Text segment:
══════

UAE-bred talent shapes the country’s relationship with hip-hop
13 May 2024 08:50

Khaled Al Khawaldeh (Abu Dhabi)


The UAE’s relationship with hip-hop is one that has grown through the years. Attracted to the luxurious sight of Dubai and Abu Dhabi, rappers from around the world reference the UAE in their songs as a symbol of status. Artists like Drake, Future, and Stormzy talk casually of their escapades in the country’s glittering cities as testament to their dominance of the genre.

But as the culture develops, a new generation of artists is challenging this status-quo, expressing the nuances of growing up in this uniquely diverse place. Using the raw energy and authenticity of hip-hop, they deliver stories that go further than the tired and overused representations of status – exploring what it means to exist on the crossroads of East and West, and the new world and old.

Speaking to Aletihad behind the scenes at the BRED hip-hop festival held in Abu Dhabi’s Yas Island in April, locally based artists from across the UAE spoke of how the cosmopolitan country shaped their sound, and how far the culture had come.

“I feel like Abu Dhabi has managed to bring different cuisines and welcome them in a very inclusive way. And in one way or another, that formula equated to something different. You come here and you have a Hassan Matar, like you’re probably not going to find that somewhere else,” Abu Dhabi-raised, spoken word hip-hop Artist, Jaysus Zain, told Aletihad, referencing the popular, local cult classic sandwich which fuses Indian and local flavours.

“So, bringing it back music, we have a very similar thing. Artists and producers bring their own sauce to it, their own tradition; for example, I know many artists sampling old Emirati music.”

Jaysus says his international upbringing in the UAE gave him a unique mixture of influences, including sounds and ideas from his Sudanese origins, his Arab friends, and the Western influence found in the country. This sentiment was shared by artist Triple M, another home-grown Abu Dhabi talent, whose music is littered with references to his upbringing in the capital. In conversation with Aletihad, he explained that he was overjoyed at the opportunity to perform in the place which made him who he is.

“It was very special performance because this is my hometown. I was born here. I was raised here. Went to school here. It’s actually incredible, my family and friends were all in the crowd,” he told Aletihad after his performance.

“I mention Karak a lot in my music. I mentioned Mina a lot. I talk about Nadi Seyahi [Tourist Club]. These spots are very sentimental to people grew up here in Abu Dhabi, and they know what I’m talking about just by mentioning one word. It creates sense of nostalgia. It gives me the sense of identity that I longed for in my music for a long time.”

══════

Stated exercise: Transcribe the passage of the UAE hip-hop article that begins at the words "Khaled Al Khawaldeh" and stops after "of the genre.".

══════

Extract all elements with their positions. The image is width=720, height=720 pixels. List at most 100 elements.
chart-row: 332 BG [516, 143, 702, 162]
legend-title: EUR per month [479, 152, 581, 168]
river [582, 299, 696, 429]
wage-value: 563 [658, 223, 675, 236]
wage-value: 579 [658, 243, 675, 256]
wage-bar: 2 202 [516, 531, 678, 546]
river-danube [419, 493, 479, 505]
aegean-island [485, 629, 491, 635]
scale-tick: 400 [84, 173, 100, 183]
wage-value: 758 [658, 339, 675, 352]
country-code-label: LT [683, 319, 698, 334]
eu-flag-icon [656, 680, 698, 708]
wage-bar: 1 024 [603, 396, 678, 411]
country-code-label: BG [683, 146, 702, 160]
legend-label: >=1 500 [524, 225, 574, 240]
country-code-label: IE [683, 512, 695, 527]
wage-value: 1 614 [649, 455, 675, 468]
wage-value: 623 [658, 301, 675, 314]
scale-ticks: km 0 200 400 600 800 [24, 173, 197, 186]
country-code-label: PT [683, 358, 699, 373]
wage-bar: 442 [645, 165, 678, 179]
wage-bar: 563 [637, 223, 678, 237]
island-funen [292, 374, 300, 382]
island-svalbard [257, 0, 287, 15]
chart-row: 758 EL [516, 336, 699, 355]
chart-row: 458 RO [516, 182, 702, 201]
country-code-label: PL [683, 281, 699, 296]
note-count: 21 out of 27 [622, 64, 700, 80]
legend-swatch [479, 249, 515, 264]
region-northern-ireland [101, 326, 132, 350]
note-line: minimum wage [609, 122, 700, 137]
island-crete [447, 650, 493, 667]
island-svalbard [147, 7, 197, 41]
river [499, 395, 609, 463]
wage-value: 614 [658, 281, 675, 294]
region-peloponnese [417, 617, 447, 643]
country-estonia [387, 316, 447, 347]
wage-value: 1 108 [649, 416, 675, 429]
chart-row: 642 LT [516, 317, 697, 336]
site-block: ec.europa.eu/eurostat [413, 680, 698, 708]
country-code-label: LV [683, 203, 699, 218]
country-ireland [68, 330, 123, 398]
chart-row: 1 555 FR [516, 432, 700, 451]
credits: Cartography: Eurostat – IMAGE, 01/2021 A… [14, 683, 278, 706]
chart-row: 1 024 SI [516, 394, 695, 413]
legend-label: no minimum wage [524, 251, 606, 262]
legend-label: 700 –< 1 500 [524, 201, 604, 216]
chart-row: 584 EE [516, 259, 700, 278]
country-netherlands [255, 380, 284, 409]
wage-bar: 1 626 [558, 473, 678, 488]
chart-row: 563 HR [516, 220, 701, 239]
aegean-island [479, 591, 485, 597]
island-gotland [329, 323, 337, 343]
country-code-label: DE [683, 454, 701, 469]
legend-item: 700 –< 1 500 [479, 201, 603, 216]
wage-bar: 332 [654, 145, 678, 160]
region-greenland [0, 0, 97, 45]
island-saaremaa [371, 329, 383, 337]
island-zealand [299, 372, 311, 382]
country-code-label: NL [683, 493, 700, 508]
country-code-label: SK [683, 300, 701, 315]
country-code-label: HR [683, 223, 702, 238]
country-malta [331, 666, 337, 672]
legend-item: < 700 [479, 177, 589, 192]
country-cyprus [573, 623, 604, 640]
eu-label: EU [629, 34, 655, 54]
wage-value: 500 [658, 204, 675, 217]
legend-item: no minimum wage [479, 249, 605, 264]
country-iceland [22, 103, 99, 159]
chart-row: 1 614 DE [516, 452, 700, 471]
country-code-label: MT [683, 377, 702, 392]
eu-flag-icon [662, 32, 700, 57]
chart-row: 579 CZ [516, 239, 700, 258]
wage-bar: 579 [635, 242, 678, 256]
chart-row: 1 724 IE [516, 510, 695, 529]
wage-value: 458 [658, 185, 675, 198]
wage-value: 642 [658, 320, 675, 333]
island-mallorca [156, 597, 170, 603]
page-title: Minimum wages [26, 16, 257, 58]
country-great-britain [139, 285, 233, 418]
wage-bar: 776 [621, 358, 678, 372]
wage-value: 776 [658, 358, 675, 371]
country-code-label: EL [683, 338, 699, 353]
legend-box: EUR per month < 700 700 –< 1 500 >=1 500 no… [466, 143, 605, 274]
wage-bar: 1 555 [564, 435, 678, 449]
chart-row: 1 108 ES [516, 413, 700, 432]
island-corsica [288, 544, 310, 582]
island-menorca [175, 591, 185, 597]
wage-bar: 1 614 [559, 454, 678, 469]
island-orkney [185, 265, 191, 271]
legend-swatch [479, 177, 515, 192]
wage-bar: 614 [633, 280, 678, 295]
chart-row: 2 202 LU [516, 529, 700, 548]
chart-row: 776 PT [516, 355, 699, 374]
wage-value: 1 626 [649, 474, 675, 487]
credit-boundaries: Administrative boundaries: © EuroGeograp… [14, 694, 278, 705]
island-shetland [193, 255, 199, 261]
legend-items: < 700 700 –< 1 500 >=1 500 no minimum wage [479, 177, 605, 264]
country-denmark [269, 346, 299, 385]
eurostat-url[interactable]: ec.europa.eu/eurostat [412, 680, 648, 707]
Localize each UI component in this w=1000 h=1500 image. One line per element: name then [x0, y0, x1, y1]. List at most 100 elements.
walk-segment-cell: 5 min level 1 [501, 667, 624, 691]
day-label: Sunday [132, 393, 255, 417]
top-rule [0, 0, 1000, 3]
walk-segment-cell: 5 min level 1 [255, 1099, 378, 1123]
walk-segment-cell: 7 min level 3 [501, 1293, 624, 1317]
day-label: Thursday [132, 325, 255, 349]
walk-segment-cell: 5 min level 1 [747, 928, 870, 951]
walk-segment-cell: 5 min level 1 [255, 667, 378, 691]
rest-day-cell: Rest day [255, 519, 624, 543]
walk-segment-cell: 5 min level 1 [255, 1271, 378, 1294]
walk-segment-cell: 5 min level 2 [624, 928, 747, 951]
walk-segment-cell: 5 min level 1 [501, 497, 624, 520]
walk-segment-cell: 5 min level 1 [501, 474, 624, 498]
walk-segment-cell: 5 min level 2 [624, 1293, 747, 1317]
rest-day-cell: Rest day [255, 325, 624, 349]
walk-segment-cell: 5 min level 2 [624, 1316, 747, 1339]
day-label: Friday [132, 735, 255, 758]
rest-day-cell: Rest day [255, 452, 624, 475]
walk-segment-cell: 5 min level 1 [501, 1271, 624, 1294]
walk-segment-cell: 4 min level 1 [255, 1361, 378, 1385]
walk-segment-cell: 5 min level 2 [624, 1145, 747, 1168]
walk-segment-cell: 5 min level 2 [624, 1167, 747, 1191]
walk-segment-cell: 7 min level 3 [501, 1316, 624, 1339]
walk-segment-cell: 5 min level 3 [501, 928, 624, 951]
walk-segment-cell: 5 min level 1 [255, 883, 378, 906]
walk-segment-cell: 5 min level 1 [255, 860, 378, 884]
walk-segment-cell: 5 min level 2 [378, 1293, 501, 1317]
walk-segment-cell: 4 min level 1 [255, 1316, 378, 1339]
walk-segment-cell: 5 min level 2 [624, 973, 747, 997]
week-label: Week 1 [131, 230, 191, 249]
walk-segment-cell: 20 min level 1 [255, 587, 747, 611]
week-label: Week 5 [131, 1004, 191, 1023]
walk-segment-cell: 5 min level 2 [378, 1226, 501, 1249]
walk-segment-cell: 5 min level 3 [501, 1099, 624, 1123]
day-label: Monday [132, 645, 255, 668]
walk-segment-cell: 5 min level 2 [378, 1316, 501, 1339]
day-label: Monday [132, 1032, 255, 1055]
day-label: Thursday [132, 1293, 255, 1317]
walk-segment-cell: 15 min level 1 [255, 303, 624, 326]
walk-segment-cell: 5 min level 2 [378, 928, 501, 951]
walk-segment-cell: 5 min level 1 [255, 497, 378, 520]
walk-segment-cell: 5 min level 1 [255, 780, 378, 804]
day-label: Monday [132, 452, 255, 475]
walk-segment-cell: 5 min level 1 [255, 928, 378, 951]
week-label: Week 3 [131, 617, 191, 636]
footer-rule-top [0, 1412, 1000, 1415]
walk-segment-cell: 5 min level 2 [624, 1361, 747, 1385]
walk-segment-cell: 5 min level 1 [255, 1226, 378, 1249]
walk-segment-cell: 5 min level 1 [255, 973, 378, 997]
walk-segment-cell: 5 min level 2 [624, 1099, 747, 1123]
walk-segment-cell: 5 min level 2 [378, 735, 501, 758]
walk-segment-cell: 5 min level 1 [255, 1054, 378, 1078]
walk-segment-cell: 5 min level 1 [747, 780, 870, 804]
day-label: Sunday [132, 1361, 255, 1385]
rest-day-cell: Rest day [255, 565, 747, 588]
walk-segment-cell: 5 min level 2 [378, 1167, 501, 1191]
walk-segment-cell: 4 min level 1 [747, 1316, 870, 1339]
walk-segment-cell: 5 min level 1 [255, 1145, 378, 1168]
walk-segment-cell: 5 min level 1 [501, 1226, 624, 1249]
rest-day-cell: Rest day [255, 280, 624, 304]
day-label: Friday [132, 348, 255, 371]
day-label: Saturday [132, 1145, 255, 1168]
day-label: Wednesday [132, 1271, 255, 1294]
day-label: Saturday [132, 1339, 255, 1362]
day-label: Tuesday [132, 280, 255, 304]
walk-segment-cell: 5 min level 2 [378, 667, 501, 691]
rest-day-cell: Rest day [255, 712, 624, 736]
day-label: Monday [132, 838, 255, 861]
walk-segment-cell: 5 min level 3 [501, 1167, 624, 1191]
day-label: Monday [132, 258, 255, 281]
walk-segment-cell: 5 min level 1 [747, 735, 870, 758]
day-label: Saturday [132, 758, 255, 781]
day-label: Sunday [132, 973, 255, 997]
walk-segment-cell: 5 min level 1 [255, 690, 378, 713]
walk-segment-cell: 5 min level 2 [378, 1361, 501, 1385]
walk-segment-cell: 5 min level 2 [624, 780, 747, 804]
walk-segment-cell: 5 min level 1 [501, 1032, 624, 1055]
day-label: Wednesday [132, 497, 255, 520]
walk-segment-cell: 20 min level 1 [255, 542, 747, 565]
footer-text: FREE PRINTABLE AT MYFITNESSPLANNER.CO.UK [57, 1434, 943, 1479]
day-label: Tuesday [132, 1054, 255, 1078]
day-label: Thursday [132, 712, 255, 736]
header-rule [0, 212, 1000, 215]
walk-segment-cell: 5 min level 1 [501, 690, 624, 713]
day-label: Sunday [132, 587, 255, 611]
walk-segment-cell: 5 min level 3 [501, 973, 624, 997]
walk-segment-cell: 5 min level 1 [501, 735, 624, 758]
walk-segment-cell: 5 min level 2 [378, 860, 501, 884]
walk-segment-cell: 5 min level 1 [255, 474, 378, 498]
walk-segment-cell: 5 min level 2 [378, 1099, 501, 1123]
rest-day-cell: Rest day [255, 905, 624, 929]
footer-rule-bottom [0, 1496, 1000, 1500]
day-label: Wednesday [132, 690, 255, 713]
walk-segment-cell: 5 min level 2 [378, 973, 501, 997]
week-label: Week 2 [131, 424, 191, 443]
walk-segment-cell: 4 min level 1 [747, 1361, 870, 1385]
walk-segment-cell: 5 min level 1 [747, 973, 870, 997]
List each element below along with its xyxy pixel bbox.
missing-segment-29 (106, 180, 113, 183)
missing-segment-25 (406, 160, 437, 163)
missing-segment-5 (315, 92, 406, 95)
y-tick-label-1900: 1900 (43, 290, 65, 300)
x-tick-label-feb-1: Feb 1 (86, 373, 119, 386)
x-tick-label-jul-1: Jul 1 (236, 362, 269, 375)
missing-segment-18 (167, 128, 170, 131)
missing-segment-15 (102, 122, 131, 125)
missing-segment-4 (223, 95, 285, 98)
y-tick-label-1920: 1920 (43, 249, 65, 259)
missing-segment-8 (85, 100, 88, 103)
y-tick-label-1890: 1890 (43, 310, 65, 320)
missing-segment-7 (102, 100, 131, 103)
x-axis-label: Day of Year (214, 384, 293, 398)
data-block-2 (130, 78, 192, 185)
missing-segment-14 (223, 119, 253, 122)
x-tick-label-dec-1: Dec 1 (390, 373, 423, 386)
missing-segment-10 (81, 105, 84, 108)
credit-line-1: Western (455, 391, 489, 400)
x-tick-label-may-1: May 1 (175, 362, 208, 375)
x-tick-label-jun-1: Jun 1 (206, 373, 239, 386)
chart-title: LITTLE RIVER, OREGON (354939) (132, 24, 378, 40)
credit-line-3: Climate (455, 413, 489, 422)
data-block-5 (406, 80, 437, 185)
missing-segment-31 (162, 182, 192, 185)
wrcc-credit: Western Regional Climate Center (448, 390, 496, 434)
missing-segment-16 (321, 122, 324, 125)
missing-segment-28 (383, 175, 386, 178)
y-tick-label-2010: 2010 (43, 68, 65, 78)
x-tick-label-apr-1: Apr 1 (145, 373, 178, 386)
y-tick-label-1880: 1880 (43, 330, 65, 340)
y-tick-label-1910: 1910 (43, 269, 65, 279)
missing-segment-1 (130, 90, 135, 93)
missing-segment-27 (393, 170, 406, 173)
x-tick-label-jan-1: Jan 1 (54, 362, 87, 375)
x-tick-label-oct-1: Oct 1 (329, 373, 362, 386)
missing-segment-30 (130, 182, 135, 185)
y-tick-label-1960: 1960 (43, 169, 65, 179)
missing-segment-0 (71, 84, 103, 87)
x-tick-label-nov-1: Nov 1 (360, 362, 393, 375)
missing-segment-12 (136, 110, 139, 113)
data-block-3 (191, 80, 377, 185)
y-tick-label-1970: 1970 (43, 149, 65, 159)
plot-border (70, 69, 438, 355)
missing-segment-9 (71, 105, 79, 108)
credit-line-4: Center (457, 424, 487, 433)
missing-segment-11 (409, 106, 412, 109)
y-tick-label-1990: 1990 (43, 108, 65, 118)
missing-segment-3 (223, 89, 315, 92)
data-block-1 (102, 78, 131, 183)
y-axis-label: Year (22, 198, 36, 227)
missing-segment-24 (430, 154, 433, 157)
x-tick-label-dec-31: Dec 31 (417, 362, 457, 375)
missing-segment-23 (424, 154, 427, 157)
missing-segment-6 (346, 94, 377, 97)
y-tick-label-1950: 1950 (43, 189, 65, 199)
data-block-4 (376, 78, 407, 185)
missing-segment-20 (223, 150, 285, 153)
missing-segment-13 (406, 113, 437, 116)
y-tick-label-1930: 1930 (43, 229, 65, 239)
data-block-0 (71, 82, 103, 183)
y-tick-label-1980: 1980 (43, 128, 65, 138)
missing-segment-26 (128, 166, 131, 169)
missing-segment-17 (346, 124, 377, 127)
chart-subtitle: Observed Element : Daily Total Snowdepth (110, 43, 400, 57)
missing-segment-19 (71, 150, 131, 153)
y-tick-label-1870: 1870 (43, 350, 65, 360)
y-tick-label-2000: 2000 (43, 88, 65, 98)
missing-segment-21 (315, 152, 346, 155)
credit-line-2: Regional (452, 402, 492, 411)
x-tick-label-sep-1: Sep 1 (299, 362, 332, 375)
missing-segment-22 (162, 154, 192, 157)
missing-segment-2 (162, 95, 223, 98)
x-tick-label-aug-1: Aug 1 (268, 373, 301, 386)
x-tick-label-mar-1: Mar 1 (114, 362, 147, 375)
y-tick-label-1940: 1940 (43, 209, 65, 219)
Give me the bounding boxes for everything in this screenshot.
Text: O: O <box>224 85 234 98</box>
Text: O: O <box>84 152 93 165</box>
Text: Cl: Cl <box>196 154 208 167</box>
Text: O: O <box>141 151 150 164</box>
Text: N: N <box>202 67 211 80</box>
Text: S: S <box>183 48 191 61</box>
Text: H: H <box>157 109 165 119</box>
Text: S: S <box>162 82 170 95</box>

══════

Exercise output:
Khaled Al Khawaldeh (Abu Dhabi)


The UAE’s relationship with hip-hop is one that has grown through the years. Attracted to the luxurious sight of Dubai and Abu Dhabi, rappers from around the world reference the UAE in their songs as a symbol of status. Artists like Drake, Future, and Stormzy talk casually of their escapades in the country’s glittering cities as testament to their dominance of the genre.